## WHAT YOU HAVE TO DO
Extract each line of the data and write it out again exactly.

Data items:
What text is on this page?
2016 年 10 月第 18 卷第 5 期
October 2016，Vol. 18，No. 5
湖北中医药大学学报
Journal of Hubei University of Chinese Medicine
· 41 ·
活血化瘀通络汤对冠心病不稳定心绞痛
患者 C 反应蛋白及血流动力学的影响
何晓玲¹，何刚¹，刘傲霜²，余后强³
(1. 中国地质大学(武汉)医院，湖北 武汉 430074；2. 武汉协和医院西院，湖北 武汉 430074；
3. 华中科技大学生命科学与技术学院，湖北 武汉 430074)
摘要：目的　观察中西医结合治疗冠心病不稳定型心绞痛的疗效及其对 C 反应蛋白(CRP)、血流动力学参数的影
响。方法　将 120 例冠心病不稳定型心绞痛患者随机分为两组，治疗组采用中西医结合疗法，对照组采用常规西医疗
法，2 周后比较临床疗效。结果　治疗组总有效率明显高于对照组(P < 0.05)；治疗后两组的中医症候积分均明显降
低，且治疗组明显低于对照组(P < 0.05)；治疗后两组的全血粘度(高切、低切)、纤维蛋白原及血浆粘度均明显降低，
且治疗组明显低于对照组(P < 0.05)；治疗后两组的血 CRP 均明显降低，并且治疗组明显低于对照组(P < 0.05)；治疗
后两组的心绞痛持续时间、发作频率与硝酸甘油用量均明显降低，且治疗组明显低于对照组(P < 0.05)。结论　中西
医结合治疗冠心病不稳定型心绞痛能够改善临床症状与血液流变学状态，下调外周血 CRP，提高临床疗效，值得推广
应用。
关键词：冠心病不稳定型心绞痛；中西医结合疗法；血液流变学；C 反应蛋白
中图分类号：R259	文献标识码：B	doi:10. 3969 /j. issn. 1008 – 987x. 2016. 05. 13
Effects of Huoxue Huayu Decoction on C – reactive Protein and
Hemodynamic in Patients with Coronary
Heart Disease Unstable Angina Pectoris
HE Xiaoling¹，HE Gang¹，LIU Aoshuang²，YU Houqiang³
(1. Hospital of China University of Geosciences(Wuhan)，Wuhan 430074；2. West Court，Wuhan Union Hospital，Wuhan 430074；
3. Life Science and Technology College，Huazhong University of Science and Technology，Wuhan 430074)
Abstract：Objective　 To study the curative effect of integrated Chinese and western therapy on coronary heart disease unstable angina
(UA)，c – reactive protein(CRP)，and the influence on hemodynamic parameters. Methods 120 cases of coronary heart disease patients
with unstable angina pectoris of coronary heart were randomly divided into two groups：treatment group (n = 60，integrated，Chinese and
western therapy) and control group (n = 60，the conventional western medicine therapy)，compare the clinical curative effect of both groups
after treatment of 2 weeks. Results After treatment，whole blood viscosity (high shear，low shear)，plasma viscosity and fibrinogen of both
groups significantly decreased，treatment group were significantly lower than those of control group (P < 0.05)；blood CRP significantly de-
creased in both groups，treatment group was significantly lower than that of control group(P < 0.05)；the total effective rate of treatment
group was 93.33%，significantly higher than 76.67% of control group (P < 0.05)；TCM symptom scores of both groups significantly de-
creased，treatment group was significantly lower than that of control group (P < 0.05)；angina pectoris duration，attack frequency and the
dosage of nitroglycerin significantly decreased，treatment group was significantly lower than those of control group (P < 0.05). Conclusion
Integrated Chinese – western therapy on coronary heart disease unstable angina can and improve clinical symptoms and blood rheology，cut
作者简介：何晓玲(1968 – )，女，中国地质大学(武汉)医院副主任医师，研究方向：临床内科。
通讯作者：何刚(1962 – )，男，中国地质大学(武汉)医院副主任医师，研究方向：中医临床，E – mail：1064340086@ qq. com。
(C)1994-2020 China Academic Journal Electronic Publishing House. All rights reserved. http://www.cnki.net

## RESULT OF THE TASK
What text is on this page?
2016 年 10 月第 18 卷第 5 期
October 2016，Vol. 18，No. 5
湖北中医药大学学报
Journal of Hubei University of Chinese Medicine
· 41 ·
活血化瘀通络汤对冠心病不稳定心绞痛
患者 C 反应蛋白及血流动力学的影响
何晓玲¹，何刚¹，刘傲霜²，余后强³
(1. 中国地质大学(武汉)医院，湖北 武汉 430074；2. 武汉协和医院西院，湖北 武汉 430074；
3. 华中科技大学生命科学与技术学院，湖北 武汉 430074)
摘要：目的　观察中西医结合治疗冠心病不稳定型心绞痛的疗效及其对 C 反应蛋白(CRP)、血流动力学参数的影
响。方法　将 120 例冠心病不稳定型心绞痛患者随机分为两组，治疗组采用中西医结合疗法，对照组采用常规西医疗
法，2 周后比较临床疗效。结果　治疗组总有效率明显高于对照组(P < 0.05)；治疗后两组的中医症候积分均明显降
低，且治疗组明显低于对照组(P < 0.05)；治疗后两组的全血粘度(高切、低切)、纤维蛋白原及血浆粘度均明显降低，
且治疗组明显低于对照组(P < 0.05)；治疗后两组的血 CRP 均明显降低，并且治疗组明显低于对照组(P < 0.05)；治疗
后两组的心绞痛持续时间、发作频率与硝酸甘油用量均明显降低，且治疗组明显低于对照组(P < 0.05)。结论　中西
医结合治疗冠心病不稳定型心绞痛能够改善临床症状与血液流变学状态，下调外周血 CRP，提高临床疗效，值得推广
应用。
关键词：冠心病不稳定型心绞痛；中西医结合疗法；血液流变学；C 反应蛋白
中图分类号：R259	文献标识码：B	doi:10. 3969 /j. issn. 1008 – 987x. 2016. 05. 13
Effects of Huoxue Huayu Decoction on C – reactive Protein and
Hemodynamic in Patients with Coronary
Heart Disease Unstable Angina Pectoris
HE Xiaoling¹，HE Gang¹，LIU Aoshuang²，YU Houqiang³
(1. Hospital of China University of Geosciences(Wuhan)，Wuhan 430074；2. West Court，Wuhan Union Hospital，Wuhan 430074；
3. Life Science and Technology College，Huazhong University of Science and Technology，Wuhan 430074)
Abstract：Objective　 To study the curative effect of integrated Chinese and western therapy on coronary heart disease unstable angina
(UA)，c – reactive protein(CRP)，and the influence on hemodynamic parameters. Methods 120 cases of coronary heart disease patients
with unstable angina pectoris of coronary heart were randomly divided into two groups：treatment group (n = 60，integrated，Chinese and
western therapy) and control group (n = 60，the conventional western medicine therapy)，compare the clinical curative effect of both groups
after treatment of 2 weeks. Results After treatment，whole blood viscosity (high shear，low shear)，plasma viscosity and fibrinogen of both
groups significantly decreased，treatment group were significantly lower than those of control group (P < 0.05)；blood CRP significantly de-
creased in both groups，treatment group was significantly lower than that of control group(P < 0.05)；the total effective rate of treatment
group was 93.33%，significantly higher than 76.67% of control group (P < 0.05)；TCM symptom scores of both groups significantly de-
creased，treatment group was significantly lower than that of control group (P < 0.05)；angina pectoris duration，attack frequency and the
dosage of nitroglycerin significantly decreased，treatment group was significantly lower than those of control group (P < 0.05). Conclusion
Integrated Chinese – western therapy on coronary heart disease unstable angina can and improve clinical symptoms and blood rheology，cut
作者简介：何晓玲(1968 – )，女，中国地质大学(武汉)医院副主任医师，研究方向：临床内科。
通讯作者：何刚(1962 – )，男，中国地质大学(武汉)医院副主任医师，研究方向：中医临床，E – mail：1064340086@ qq. com。
(C)1994-2020 China Academic Journal Electronic Publishing House. All rights reserved. http://www.cnki.net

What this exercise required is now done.